§ **Task statement**: Copy out the lines below word for word, starting with the very first line and stopping after the line that contains "15, 226, 29]".

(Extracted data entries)
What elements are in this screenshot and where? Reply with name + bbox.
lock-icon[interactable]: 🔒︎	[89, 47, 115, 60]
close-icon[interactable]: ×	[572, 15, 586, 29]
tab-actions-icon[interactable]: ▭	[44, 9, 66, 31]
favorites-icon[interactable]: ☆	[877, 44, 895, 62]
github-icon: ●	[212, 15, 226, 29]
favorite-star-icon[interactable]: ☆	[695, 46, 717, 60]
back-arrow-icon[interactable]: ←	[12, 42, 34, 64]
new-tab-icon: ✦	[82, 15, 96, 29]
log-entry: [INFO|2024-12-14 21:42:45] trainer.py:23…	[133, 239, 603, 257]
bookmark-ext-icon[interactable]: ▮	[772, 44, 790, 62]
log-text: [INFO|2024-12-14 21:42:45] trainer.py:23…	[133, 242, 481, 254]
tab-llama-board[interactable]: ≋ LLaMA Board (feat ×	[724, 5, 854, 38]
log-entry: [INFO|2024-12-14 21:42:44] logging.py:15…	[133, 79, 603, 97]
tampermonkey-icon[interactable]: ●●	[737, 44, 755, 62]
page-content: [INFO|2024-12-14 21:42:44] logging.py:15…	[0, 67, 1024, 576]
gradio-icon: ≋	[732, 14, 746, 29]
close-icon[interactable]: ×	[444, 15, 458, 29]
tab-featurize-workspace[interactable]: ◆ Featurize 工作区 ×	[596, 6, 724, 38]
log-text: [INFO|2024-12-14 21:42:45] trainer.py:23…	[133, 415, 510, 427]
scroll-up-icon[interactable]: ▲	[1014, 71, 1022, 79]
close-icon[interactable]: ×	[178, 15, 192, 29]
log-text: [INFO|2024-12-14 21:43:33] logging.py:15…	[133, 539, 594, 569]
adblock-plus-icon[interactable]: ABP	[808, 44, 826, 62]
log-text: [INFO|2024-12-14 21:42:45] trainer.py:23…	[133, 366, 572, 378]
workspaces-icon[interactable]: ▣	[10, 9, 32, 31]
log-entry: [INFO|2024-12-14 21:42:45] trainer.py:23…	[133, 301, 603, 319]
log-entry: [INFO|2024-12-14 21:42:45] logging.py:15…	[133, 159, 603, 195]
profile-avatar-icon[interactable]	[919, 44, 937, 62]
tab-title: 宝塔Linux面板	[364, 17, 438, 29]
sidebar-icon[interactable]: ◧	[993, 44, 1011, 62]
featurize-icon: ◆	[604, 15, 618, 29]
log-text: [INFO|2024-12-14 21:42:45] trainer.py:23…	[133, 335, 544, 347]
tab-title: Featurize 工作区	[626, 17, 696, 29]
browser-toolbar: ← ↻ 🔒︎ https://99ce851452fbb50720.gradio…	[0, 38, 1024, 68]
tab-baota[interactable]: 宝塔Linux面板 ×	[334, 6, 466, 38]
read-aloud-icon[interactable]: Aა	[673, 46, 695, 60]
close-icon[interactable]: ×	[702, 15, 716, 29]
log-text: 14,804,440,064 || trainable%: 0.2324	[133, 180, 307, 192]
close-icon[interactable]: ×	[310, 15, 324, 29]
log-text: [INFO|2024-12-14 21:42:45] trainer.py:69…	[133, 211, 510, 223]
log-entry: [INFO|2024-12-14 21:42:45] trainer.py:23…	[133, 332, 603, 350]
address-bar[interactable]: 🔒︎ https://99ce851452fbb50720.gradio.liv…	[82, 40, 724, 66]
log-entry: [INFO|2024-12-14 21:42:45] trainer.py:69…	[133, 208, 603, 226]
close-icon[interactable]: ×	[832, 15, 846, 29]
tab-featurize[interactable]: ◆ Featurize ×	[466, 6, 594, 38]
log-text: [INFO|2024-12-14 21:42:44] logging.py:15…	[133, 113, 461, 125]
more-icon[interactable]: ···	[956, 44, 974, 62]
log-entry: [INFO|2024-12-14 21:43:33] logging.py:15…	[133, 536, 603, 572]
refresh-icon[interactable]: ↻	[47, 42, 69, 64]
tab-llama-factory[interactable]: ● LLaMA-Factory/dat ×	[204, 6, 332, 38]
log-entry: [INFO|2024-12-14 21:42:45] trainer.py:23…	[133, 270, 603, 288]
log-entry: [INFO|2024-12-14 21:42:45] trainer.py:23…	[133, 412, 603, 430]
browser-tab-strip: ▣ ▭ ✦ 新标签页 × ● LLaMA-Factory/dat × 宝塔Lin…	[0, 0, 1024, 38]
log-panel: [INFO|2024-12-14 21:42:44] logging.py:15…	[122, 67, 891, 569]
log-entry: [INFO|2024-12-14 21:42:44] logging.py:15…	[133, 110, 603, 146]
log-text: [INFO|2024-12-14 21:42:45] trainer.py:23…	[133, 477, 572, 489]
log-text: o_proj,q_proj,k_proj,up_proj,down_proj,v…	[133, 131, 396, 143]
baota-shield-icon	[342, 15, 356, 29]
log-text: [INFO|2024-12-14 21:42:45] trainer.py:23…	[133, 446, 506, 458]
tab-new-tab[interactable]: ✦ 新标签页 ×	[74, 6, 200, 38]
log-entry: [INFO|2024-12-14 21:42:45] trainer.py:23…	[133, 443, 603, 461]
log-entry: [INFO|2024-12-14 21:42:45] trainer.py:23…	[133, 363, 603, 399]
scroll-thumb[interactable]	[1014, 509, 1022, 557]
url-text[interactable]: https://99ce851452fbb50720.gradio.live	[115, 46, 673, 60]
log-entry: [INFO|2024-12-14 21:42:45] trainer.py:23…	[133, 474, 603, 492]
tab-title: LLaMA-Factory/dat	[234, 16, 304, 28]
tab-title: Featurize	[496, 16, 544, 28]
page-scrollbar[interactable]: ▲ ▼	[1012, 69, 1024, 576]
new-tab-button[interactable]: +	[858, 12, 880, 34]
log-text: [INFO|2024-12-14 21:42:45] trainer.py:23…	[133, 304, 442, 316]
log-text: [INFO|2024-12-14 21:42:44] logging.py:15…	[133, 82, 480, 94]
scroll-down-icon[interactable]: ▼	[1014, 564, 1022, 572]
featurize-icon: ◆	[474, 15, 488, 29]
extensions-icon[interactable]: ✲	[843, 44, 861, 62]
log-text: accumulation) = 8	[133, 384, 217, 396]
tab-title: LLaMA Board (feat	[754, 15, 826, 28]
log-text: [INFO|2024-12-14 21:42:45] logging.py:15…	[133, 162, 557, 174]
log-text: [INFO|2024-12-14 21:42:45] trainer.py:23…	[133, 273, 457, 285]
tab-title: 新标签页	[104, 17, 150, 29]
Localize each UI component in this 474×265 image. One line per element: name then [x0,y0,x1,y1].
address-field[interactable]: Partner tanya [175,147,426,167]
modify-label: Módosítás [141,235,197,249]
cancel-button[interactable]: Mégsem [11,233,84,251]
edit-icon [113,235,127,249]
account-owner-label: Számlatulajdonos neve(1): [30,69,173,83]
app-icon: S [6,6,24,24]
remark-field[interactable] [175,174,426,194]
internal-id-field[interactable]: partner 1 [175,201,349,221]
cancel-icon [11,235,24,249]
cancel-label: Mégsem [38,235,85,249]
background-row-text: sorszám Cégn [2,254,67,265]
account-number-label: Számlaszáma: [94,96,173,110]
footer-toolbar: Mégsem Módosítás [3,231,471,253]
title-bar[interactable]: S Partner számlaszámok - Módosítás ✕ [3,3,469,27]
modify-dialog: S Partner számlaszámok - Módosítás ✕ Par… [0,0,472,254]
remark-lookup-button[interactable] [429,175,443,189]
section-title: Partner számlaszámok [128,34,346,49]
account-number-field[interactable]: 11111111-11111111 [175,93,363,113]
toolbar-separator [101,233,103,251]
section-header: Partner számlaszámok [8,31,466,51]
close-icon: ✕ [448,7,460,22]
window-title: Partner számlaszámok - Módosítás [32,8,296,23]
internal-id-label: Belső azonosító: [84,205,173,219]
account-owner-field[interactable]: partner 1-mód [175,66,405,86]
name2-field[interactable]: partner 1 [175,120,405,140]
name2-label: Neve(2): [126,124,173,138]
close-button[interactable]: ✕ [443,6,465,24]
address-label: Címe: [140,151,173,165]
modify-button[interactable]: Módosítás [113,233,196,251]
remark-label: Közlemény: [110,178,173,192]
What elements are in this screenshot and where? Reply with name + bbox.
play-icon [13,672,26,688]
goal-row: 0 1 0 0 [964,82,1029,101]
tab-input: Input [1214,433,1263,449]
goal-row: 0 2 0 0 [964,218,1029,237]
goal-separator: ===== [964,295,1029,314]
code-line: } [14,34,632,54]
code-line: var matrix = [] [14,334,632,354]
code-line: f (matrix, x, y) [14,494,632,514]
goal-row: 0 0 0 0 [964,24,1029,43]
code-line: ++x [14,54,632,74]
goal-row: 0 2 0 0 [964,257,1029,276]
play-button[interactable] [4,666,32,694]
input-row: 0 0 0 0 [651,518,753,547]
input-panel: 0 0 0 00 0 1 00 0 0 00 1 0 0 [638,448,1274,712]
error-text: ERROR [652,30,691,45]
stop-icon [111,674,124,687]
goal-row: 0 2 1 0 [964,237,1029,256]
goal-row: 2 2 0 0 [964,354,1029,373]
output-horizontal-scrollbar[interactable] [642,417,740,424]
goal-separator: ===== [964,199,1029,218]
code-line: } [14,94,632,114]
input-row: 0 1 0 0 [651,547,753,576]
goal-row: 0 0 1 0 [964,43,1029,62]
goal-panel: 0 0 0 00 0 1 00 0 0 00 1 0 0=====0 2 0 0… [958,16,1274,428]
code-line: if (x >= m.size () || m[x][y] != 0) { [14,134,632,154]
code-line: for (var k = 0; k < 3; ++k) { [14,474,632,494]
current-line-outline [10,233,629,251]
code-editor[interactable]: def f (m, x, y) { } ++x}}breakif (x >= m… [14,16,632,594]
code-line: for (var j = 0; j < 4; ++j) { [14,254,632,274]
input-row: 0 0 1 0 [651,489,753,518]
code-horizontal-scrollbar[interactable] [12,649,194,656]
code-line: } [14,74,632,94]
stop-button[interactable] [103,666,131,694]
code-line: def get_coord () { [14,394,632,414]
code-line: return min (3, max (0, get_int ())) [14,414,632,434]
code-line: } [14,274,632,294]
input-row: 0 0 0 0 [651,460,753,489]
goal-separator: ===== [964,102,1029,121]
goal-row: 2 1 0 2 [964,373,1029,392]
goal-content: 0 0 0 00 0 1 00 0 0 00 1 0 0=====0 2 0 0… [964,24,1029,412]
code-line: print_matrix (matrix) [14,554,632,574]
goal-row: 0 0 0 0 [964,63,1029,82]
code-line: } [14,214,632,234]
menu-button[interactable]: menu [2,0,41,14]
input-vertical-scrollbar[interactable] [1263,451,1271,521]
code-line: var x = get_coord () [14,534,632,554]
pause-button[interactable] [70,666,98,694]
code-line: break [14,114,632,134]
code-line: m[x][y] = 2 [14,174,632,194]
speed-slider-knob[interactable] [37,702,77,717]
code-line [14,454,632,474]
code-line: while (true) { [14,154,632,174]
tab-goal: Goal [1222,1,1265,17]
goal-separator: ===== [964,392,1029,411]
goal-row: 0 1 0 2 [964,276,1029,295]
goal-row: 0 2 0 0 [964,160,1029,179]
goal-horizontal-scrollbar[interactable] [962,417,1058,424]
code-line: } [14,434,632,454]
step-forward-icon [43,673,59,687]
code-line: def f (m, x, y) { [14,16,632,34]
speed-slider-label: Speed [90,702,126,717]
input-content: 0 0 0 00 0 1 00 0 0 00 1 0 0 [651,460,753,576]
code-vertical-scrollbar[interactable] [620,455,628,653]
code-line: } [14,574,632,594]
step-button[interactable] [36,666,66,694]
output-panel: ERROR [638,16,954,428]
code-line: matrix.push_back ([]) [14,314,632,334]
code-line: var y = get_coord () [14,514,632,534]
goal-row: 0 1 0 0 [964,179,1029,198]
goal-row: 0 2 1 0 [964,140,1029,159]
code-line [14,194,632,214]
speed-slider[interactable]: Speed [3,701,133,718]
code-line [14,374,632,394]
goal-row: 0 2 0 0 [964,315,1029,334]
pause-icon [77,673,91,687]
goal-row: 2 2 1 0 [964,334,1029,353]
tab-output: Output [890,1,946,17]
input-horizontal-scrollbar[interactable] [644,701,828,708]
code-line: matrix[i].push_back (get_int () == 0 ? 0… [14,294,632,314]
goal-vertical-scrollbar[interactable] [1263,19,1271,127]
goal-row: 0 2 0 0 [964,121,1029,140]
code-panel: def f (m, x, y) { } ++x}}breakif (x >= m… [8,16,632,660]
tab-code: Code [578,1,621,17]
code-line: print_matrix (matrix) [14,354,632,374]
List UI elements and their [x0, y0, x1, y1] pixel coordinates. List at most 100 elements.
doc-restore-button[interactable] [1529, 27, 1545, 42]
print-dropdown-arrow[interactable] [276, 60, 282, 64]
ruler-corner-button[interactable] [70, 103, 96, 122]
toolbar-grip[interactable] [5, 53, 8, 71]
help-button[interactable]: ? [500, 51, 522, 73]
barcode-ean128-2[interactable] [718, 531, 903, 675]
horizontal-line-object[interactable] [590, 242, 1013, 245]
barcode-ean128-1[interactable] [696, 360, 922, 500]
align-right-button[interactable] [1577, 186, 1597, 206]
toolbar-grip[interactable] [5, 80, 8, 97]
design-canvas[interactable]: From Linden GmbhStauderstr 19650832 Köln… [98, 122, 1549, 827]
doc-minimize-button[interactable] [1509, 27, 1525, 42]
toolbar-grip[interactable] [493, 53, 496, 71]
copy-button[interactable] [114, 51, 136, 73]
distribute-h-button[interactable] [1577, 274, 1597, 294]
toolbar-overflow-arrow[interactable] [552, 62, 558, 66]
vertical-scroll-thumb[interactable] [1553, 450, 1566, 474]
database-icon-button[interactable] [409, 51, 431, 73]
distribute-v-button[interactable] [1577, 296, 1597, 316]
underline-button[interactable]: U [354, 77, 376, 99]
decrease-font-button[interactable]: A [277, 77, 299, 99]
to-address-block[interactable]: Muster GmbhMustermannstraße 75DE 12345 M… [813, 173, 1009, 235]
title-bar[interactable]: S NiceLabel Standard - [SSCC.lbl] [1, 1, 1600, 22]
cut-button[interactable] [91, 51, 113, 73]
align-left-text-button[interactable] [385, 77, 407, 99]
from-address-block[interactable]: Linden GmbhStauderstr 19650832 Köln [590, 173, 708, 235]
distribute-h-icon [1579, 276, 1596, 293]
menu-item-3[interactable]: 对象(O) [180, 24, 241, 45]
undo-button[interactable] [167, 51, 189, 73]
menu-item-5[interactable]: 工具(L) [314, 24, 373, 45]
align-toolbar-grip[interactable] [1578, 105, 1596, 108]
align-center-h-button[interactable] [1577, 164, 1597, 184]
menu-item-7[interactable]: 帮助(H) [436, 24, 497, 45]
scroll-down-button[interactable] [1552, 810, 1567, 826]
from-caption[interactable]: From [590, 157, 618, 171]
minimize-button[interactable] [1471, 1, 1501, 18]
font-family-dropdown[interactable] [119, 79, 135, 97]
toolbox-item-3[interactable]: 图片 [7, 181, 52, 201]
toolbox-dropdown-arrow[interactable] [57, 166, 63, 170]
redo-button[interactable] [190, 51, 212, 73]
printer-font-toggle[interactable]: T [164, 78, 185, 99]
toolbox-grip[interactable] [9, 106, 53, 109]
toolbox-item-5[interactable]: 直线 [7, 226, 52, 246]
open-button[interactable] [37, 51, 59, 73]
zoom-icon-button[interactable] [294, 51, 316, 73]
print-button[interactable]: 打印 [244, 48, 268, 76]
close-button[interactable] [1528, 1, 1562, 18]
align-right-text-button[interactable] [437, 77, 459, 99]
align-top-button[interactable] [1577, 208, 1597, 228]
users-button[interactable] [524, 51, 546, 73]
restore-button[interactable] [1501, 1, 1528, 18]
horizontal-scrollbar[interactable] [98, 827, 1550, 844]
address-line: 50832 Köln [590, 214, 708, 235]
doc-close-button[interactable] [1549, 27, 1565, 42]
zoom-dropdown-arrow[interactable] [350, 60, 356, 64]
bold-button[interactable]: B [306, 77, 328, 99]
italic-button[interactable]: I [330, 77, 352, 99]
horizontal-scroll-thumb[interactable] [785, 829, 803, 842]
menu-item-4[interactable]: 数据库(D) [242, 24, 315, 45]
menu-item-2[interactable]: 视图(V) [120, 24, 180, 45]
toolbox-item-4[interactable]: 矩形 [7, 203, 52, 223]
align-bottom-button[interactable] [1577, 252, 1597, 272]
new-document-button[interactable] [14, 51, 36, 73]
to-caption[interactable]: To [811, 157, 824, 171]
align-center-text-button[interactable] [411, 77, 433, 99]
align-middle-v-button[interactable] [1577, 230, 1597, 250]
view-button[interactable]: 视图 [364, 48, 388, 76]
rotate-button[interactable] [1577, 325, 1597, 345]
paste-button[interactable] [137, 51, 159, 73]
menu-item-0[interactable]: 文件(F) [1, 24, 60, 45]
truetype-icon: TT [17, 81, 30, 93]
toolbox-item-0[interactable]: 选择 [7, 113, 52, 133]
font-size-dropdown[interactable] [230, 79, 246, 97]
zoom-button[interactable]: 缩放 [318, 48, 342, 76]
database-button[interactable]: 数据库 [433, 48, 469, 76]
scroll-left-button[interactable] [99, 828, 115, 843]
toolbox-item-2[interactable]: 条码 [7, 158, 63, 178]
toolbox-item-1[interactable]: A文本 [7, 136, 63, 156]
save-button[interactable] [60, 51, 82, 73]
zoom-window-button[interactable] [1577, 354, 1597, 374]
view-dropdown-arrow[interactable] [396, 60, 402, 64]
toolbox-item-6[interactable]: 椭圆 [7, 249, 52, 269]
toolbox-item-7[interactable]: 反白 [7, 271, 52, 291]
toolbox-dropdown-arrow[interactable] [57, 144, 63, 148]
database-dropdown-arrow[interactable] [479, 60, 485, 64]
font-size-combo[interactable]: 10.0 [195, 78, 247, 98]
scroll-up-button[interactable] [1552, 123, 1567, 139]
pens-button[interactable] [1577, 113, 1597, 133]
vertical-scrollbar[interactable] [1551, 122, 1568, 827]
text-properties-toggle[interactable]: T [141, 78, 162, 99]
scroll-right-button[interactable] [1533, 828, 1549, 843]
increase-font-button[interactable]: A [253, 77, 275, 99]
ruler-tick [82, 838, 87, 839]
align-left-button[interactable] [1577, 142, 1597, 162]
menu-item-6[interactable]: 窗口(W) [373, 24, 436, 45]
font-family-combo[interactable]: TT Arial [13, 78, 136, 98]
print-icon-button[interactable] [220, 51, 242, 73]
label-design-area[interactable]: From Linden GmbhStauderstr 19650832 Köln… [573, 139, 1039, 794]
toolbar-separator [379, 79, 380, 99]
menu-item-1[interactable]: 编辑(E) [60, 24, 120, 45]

§ **Exercise answer**:
What elements are in this screenshot and where? Reply with name + bbox.
lock-icon[interactable]: 🔒︎	[89, 47, 115, 60]
close-icon[interactable]: ×	[572, 15, 586, 29]
tab-actions-icon[interactable]: ▭	[44, 9, 66, 31]
favorites-icon[interactable]: ☆	[877, 44, 895, 62]
github-icon: ●	[212, 15, 226, 29]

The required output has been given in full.